*INPUT MATERIAL*.

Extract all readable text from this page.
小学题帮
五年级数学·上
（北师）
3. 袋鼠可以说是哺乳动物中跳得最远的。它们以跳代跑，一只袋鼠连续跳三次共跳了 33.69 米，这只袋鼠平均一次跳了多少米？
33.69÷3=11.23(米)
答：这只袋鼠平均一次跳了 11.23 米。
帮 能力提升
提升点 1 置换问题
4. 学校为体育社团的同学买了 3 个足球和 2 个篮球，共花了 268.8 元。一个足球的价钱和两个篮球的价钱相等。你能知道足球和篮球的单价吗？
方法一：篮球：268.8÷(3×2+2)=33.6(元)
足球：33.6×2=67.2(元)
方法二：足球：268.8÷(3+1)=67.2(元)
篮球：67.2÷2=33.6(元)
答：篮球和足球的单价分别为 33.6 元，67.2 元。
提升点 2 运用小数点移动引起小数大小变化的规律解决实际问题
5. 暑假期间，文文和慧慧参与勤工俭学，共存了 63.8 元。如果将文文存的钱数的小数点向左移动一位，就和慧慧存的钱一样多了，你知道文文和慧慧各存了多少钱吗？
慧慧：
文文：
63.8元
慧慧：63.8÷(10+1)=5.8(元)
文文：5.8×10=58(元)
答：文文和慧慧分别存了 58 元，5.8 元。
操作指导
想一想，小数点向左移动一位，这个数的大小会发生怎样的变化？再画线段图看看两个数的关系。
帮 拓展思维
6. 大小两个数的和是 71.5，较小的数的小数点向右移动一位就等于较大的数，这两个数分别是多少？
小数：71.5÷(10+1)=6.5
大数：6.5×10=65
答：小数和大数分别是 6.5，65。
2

*PROBLEM TO WORK ON*.
Your task is to print all of the records exactly.

*FULL ANSWER*.
Extract all readable text from this page.
小学题帮
五年级数学·上
（北师）
3. 袋鼠可以说是哺乳动物中跳得最远的。它们以跳代跑，一只袋鼠连续跳三次共跳了 33.69 米，这只袋鼠平均一次跳了多少米？
33.69÷3=11.23(米)
答：这只袋鼠平均一次跳了 11.23 米。
帮 能力提升
提升点 1 置换问题
4. 学校为体育社团的同学买了 3 个足球和 2 个篮球，共花了 268.8 元。一个足球的价钱和两个篮球的价钱相等。你能知道足球和篮球的单价吗？
方法一：篮球：268.8÷(3×2+2)=33.6(元)
足球：33.6×2=67.2(元)
方法二：足球：268.8÷(3+1)=67.2(元)
篮球：67.2÷2=33.6(元)
答：篮球和足球的单价分别为 33.6 元，67.2 元。
提升点 2 运用小数点移动引起小数大小变化的规律解决实际问题
5. 暑假期间，文文和慧慧参与勤工俭学，共存了 63.8 元。如果将文文存的钱数的小数点向左移动一位，就和慧慧存的钱一样多了，你知道文文和慧慧各存了多少钱吗？
慧慧：
文文：
63.8元
慧慧：63.8÷(10+1)=5.8(元)
文文：5.8×10=58(元)
答：文文和慧慧分别存了 58 元，5.8 元。
操作指导
想一想，小数点向左移动一位，这个数的大小会发生怎样的变化？再画线段图看看两个数的关系。
帮 拓展思维
6. 大小两个数的和是 71.5，较小的数的小数点向右移动一位就等于较大的数，这两个数分别是多少？
小数：71.5÷(10+1)=6.5
大数：6.5×10=65
答：小数和大数分别是 6.5，65。
2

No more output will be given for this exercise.